■ Goal: Return all of the entries exactly, with nothing added or left out.

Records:
####
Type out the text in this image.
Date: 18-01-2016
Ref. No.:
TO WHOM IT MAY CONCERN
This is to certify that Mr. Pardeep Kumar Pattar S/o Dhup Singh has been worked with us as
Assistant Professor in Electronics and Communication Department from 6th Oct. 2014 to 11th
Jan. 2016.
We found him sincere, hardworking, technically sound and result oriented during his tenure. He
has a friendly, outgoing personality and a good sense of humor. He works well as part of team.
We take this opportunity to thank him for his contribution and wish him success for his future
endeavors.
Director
####
■ Reply to the exercise:
Type out the text in this image.
Date: 18-01-2016
Ref. No.:
TO WHOM IT MAY CONCERN
This is to certify that Mr. Pardeep Kumar Pattar S/o Dhup Singh has been worked with us as
Assistant Professor in Electronics and Communication Department from 6th Oct. 2014 to 11th
Jan. 2016.
We found him sincere, hardworking, technically sound and result oriented during his tenure. He
has a friendly, outgoing personality and a good sense of humor. He works well as part of team.
We take this opportunity to thank him for his contribution and wish him success for his future
endeavors.
Director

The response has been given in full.